═══ Exercise material

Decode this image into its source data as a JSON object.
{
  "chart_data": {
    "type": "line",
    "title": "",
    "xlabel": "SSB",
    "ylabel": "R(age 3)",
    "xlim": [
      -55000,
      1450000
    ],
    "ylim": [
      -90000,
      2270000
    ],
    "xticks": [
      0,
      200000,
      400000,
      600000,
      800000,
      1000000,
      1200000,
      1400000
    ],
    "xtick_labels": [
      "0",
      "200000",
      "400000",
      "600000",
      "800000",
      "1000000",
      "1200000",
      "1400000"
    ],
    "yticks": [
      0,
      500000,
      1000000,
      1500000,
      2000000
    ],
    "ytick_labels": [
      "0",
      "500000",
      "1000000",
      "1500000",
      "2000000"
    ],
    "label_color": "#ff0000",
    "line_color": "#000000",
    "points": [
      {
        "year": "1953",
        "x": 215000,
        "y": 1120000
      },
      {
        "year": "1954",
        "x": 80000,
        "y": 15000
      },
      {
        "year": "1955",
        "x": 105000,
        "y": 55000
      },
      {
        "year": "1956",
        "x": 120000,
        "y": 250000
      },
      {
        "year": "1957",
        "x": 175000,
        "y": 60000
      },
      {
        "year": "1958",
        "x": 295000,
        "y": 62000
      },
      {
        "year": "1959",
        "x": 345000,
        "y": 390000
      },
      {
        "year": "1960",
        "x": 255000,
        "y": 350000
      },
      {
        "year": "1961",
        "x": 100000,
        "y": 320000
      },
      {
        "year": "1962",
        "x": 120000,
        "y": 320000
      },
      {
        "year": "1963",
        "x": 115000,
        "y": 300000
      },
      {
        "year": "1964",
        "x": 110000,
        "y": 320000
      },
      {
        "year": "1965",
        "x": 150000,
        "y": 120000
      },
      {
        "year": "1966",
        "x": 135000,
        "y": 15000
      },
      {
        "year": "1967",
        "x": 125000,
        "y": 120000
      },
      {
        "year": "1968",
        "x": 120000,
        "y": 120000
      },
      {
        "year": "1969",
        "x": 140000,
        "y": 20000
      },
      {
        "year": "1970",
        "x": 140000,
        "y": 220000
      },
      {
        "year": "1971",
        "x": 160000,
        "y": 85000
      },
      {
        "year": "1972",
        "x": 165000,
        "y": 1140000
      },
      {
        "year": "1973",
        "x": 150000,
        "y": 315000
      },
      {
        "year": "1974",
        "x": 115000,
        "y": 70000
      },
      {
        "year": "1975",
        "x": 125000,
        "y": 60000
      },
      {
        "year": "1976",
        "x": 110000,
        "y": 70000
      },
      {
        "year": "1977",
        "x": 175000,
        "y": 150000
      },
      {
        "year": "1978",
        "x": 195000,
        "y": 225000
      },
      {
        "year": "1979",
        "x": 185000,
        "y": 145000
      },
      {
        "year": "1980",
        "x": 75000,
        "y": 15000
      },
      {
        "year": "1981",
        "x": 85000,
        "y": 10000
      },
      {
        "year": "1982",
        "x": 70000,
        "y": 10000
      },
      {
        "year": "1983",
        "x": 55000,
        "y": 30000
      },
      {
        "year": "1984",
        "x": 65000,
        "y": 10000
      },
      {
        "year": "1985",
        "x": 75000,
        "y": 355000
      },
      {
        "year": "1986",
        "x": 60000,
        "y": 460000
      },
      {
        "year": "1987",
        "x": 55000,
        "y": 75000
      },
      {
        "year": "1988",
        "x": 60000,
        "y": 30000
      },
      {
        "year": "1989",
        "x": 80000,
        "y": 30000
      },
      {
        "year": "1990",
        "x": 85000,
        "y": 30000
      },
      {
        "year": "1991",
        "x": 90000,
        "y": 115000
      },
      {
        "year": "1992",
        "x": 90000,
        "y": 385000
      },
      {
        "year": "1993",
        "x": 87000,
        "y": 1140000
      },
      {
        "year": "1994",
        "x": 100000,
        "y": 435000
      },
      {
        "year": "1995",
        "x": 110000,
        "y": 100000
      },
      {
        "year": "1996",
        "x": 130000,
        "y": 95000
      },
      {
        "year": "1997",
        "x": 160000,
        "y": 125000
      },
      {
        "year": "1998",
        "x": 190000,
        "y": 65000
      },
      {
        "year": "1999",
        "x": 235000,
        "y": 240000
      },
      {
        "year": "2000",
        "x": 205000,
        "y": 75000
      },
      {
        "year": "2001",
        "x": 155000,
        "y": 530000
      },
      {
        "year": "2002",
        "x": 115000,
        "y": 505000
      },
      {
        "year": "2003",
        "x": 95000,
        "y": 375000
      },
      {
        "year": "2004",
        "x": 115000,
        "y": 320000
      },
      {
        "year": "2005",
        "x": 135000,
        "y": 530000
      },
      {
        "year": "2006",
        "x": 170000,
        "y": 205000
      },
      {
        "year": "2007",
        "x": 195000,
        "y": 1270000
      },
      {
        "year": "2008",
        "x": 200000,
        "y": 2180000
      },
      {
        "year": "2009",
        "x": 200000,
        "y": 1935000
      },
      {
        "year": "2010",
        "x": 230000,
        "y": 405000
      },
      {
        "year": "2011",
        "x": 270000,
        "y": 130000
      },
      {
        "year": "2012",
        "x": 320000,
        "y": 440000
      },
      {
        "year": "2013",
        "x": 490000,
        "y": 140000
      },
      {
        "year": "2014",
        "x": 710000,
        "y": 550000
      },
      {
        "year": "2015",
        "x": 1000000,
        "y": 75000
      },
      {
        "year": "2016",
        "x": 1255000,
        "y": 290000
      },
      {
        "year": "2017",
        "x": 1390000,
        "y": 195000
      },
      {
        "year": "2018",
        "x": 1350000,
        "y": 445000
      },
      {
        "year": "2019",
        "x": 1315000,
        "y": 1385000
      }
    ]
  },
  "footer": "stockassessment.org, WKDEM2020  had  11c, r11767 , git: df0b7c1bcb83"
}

══════

Objective -
Repeat the entries above exactly, leaving nothing out.

Response to the exercise -
Decode this image into its source data as a JSON object.
{
  "chart_data": {
    "type": "line",
    "title": "",
    "xlabel": "SSB",
    "ylabel": "R(age 3)",
    "xlim": [
      -55000,
      1450000
    ],
    "ylim": [
      -90000,
      2270000
    ],
    "xticks": [
      0,
      200000,
      400000,
      600000,
      800000,
      1000000,
      1200000,
      1400000
    ],
    "xtick_labels": [
      "0",
      "200000",
      "400000",
      "600000",
      "800000",
      "1000000",
      "1200000",
      "1400000"
    ],
    "yticks": [
      0,
      500000,
      1000000,
      1500000,
      2000000
    ],
    "ytick_labels": [
      "0",
      "500000",
      "1000000",
      "1500000",
      "2000000"
    ],
    "label_color": "#ff0000",
    "line_color": "#000000",
    "points": [
      {
        "year": "1953",
        "x": 215000,
        "y": 1120000
      },
      {
        "year": "1954",
        "x": 80000,
        "y": 15000
      },
      {
        "year": "1955",
        "x": 105000,
        "y": 55000
      },
      {
        "year": "1956",
        "x": 120000,
        "y": 250000
      },
      {
        "year": "1957",
        "x": 175000,
        "y": 60000
      },
      {
        "year": "1958",
        "x": 295000,
        "y": 62000
      },
      {
        "year": "1959",
        "x": 345000,
        "y": 390000
      },
      {
        "year": "1960",
        "x": 255000,
        "y": 350000
      },
      {
        "year": "1961",
        "x": 100000,
        "y": 320000
      },
      {
        "year": "1962",
        "x": 120000,
        "y": 320000
      },
      {
        "year": "1963",
        "x": 115000,
        "y": 300000
      },
      {
        "year": "1964",
        "x": 110000,
        "y": 320000
      },
      {
        "year": "1965",
        "x": 150000,
        "y": 120000
      },
      {
        "year": "1966",
        "x": 135000,
        "y": 15000
      },
      {
        "year": "1967",
        "x": 125000,
        "y": 120000
      },
      {
        "year": "1968",
        "x": 120000,
        "y": 120000
      },
      {
        "year": "1969",
        "x": 140000,
        "y": 20000
      },
      {
        "year": "1970",
        "x": 140000,
        "y": 220000
      },
      {
        "year": "1971",
        "x": 160000,
        "y": 85000
      },
      {
        "year": "1972",
        "x": 165000,
        "y": 1140000
      },
      {
        "year": "1973",
        "x": 150000,
        "y": 315000
      },
      {
        "year": "1974",
        "x": 115000,
        "y": 70000
      },
      {
        "year": "1975",
        "x": 125000,
        "y": 60000
      },
      {
        "year": "1976",
        "x": 110000,
        "y": 70000
      },
      {
        "year": "1977",
        "x": 175000,
        "y": 150000
      },
      {
        "year": "1978",
        "x": 195000,
        "y": 225000
      },
      {
        "year": "1979",
        "x": 185000,
        "y": 145000
      },
      {
        "year": "1980",
        "x": 75000,
        "y": 15000
      },
      {
        "year": "1981",
        "x": 85000,
        "y": 10000
      },
      {
        "year": "1982",
        "x": 70000,
        "y": 10000
      },
      {
        "year": "1983",
        "x": 55000,
        "y": 30000
      },
      {
        "year": "1984",
        "x": 65000,
        "y": 10000
      },
      {
        "year": "1985",
        "x": 75000,
        "y": 355000
      },
      {
        "year": "1986",
        "x": 60000,
        "y": 460000
      },
      {
        "year": "1987",
        "x": 55000,
        "y": 75000
      },
      {
        "year": "1988",
        "x": 60000,
        "y": 30000
      },
      {
        "year": "1989",
        "x": 80000,
        "y": 30000
      },
      {
        "year": "1990",
        "x": 85000,
        "y": 30000
      },
      {
        "year": "1991",
        "x": 90000,
        "y": 115000
      },
      {
        "year": "1992",
        "x": 90000,
        "y": 385000
      },
      {
        "year": "1993",
        "x": 87000,
        "y": 1140000
      },
      {
        "year": "1994",
        "x": 100000,
        "y": 435000
      },
      {
        "year": "1995",
        "x": 110000,
        "y": 100000
      },
      {
        "year": "1996",
        "x": 130000,
        "y": 95000
      },
      {
        "year": "1997",
        "x": 160000,
        "y": 125000
      },
      {
        "year": "1998",
        "x": 190000,
        "y": 65000
      },
      {
        "year": "1999",
        "x": 235000,
        "y": 240000
      },
      {
        "year": "2000",
        "x": 205000,
        "y": 75000
      },
      {
        "year": "2001",
        "x": 155000,
        "y": 530000
      },
      {
        "year": "2002",
        "x": 115000,
        "y": 505000
      },
      {
        "year": "2003",
        "x": 95000,
        "y": 375000
      },
      {
        "year": "2004",
        "x": 115000,
        "y": 320000
      },
      {
        "year": "2005",
        "x": 135000,
        "y": 530000
      },
      {
        "year": "2006",
        "x": 170000,
        "y": 205000
      },
      {
        "year": "2007",
        "x": 195000,
        "y": 1270000
      },
      {
        "year": "2008",
        "x": 200000,
        "y": 2180000
      },
      {
        "year": "2009",
        "x": 200000,
        "y": 1935000
      },
      {
        "year": "2010",
        "x": 230000,
        "y": 405000
      },
      {
        "year": "2011",
        "x": 270000,
        "y": 130000
      },
      {
        "year": "2012",
        "x": 320000,
        "y": 440000
      },
      {
        "year": "2013",
        "x": 490000,
        "y": 140000
      },
      {
        "year": "2014",
        "x": 710000,
        "y": 550000
      },
      {
        "year": "2015",
        "x": 1000000,
        "y": 75000
      },
      {
        "year": "2016",
        "x": 1255000,
        "y": 290000
      },
      {
        "year": "2017",
        "x": 1390000,
        "y": 195000
      },
      {
        "year": "2018",
        "x": 1350000,
        "y": 445000
      },
      {
        "year": "2019",
        "x": 1315000,
        "y": 1385000
      }
    ]
  },
  "footer": "stockassessment.org, WKDEM2020  had  11c, r11767 , git: df0b7c1bcb83"
}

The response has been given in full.